Rewrite the items below, replacing every occurrence of "clear-icon" with "clear-button" and leaving everything else unchanged. Omit the pictures from your answer.

* [A portion of a data file]:

--- BEGIN ---

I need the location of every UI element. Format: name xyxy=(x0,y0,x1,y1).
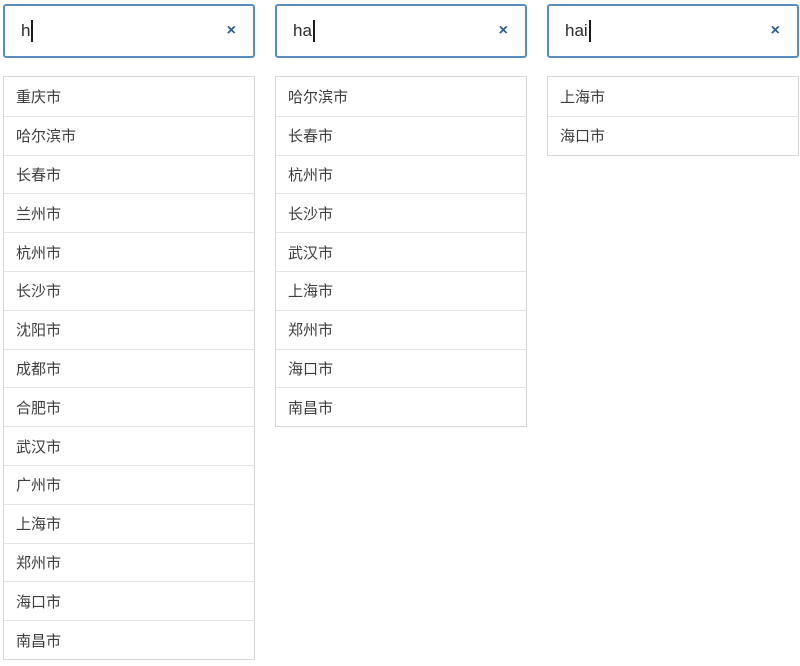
suggestion-item[interactable]: 杭州市 xyxy=(4,232,254,271)
suggestions-list-1: 重庆市哈尔滨市长春市兰州市杭州市长沙市沈阳市成都市合肥市武汉市广州市上海市郑州市… xyxy=(3,76,255,660)
suggestion-item[interactable]: 郑州市 xyxy=(276,310,526,349)
suggestion-item[interactable]: 武汉市 xyxy=(4,426,254,465)
search-input-2[interactable]: ha × xyxy=(275,4,527,58)
text-caret xyxy=(313,20,315,42)
suggestion-item[interactable]: 广州市 xyxy=(4,465,254,504)
suggestions-list-2: 哈尔滨市长春市杭州市长沙市武汉市上海市郑州市海口市南昌市 xyxy=(275,76,527,427)
suggestion-item[interactable]: 长春市 xyxy=(4,155,254,194)
suggestion-item[interactable]: 海口市 xyxy=(276,349,526,388)
clear-icon[interactable]: × xyxy=(771,23,780,39)
suggestion-item[interactable]: 武汉市 xyxy=(276,232,526,271)
clear-icon[interactable]: × xyxy=(227,23,236,39)
suggestion-item[interactable]: 海口市 xyxy=(4,581,254,620)
search-input-value: h xyxy=(21,21,30,41)
suggestion-item[interactable]: 上海市 xyxy=(548,77,798,116)
suggestion-item[interactable]: 上海市 xyxy=(276,271,526,310)
autocomplete-widget-3: hai × 上海市海口市 xyxy=(547,4,799,666)
suggestion-item[interactable]: 长沙市 xyxy=(276,193,526,232)
clear-icon[interactable]: × xyxy=(499,23,508,39)
suggestion-item[interactable]: 哈尔滨市 xyxy=(276,77,526,116)
suggestion-item[interactable]: 重庆市 xyxy=(4,77,254,116)
search-input-value: hai xyxy=(565,21,588,41)
suggestion-item[interactable]: 郑州市 xyxy=(4,543,254,582)
autocomplete-demo-page: h × 重庆市哈尔滨市长春市兰州市杭州市长沙市沈阳市成都市合肥市武汉市广州市上海… xyxy=(0,0,800,666)
search-input-3[interactable]: hai × xyxy=(547,4,799,58)
suggestion-item[interactable]: 合肥市 xyxy=(4,387,254,426)
autocomplete-widget-1: h × 重庆市哈尔滨市长春市兰州市杭州市长沙市沈阳市成都市合肥市武汉市广州市上海… xyxy=(3,4,255,666)
search-input-value: ha xyxy=(293,21,312,41)
suggestion-item[interactable]: 成都市 xyxy=(4,349,254,388)
search-input-1[interactable]: h × xyxy=(3,4,255,58)
suggestion-item[interactable]: 兰州市 xyxy=(4,193,254,232)
suggestion-item[interactable]: 南昌市 xyxy=(276,387,526,426)
suggestion-item[interactable]: 上海市 xyxy=(4,504,254,543)
autocomplete-widget-2: ha × 哈尔滨市长春市杭州市长沙市武汉市上海市郑州市海口市南昌市 xyxy=(275,4,527,666)
text-caret xyxy=(589,20,591,42)
text-caret xyxy=(31,20,33,42)
suggestions-list-3: 上海市海口市 xyxy=(547,76,799,156)
suggestion-item[interactable]: 南昌市 xyxy=(4,620,254,659)
suggestion-item[interactable]: 哈尔滨市 xyxy=(4,116,254,155)
suggestion-item[interactable]: 长沙市 xyxy=(4,271,254,310)
suggestion-item[interactable]: 沈阳市 xyxy=(4,310,254,349)
suggestion-item[interactable]: 海口市 xyxy=(548,116,798,155)
suggestion-item[interactable]: 杭州市 xyxy=(276,155,526,194)
suggestion-item[interactable]: 长春市 xyxy=(276,116,526,155)
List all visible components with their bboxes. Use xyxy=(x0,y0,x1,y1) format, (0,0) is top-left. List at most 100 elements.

--- END ---

* [Problem solution]:
I need the location of every UI element. Format: name xyxy=(x0,y0,x1,y1).
suggestion-item[interactable]: 杭州市 xyxy=(4,232,254,271)
suggestions-list-1: 重庆市哈尔滨市长春市兰州市杭州市长沙市沈阳市成都市合肥市武汉市广州市上海市郑州市… xyxy=(3,76,255,660)
suggestion-item[interactable]: 郑州市 xyxy=(276,310,526,349)
suggestion-item[interactable]: 武汉市 xyxy=(4,426,254,465)
search-input-2[interactable]: ha × xyxy=(275,4,527,58)
text-caret xyxy=(313,20,315,42)
suggestion-item[interactable]: 广州市 xyxy=(4,465,254,504)
suggestions-list-2: 哈尔滨市长春市杭州市长沙市武汉市上海市郑州市海口市南昌市 xyxy=(275,76,527,427)
suggestion-item[interactable]: 长春市 xyxy=(4,155,254,194)
suggestion-item[interactable]: 海口市 xyxy=(276,349,526,388)
clear-button[interactable]: × xyxy=(771,23,780,39)
suggestion-item[interactable]: 武汉市 xyxy=(276,232,526,271)
clear-button[interactable]: × xyxy=(227,23,236,39)
suggestion-item[interactable]: 海口市 xyxy=(4,581,254,620)
search-input-value: h xyxy=(21,21,30,41)
suggestion-item[interactable]: 上海市 xyxy=(548,77,798,116)
suggestion-item[interactable]: 上海市 xyxy=(276,271,526,310)
autocomplete-widget-3: hai × 上海市海口市 xyxy=(547,4,799,666)
suggestion-item[interactable]: 长沙市 xyxy=(276,193,526,232)
clear-button[interactable]: × xyxy=(499,23,508,39)
suggestion-item[interactable]: 哈尔滨市 xyxy=(276,77,526,116)
suggestion-item[interactable]: 重庆市 xyxy=(4,77,254,116)
search-input-value: hai xyxy=(565,21,588,41)
suggestion-item[interactable]: 郑州市 xyxy=(4,543,254,582)
autocomplete-demo-page: h × 重庆市哈尔滨市长春市兰州市杭州市长沙市沈阳市成都市合肥市武汉市广州市上海… xyxy=(0,0,800,666)
search-input-3[interactable]: hai × xyxy=(547,4,799,58)
suggestion-item[interactable]: 合肥市 xyxy=(4,387,254,426)
autocomplete-widget-1: h × 重庆市哈尔滨市长春市兰州市杭州市长沙市沈阳市成都市合肥市武汉市广州市上海… xyxy=(3,4,255,666)
search-input-value: ha xyxy=(293,21,312,41)
suggestion-item[interactable]: 成都市 xyxy=(4,349,254,388)
search-input-1[interactable]: h × xyxy=(3,4,255,58)
suggestion-item[interactable]: 兰州市 xyxy=(4,193,254,232)
suggestion-item[interactable]: 南昌市 xyxy=(276,387,526,426)
suggestion-item[interactable]: 上海市 xyxy=(4,504,254,543)
autocomplete-widget-2: ha × 哈尔滨市长春市杭州市长沙市武汉市上海市郑州市海口市南昌市 xyxy=(275,4,527,666)
text-caret xyxy=(589,20,591,42)
text-caret xyxy=(31,20,33,42)
suggestions-list-3: 上海市海口市 xyxy=(547,76,799,156)
suggestion-item[interactable]: 南昌市 xyxy=(4,620,254,659)
suggestion-item[interactable]: 哈尔滨市 xyxy=(4,116,254,155)
suggestion-item[interactable]: 长沙市 xyxy=(4,271,254,310)
suggestion-item[interactable]: 沈阳市 xyxy=(4,310,254,349)
suggestion-item[interactable]: 海口市 xyxy=(548,116,798,155)
suggestion-item[interactable]: 杭州市 xyxy=(276,155,526,194)
suggestion-item[interactable]: 长春市 xyxy=(276,116,526,155)
List all visible components with their bboxes. Use xyxy=(x0,y0,x1,y1) format, (0,0) is top-left. List at most 100 elements.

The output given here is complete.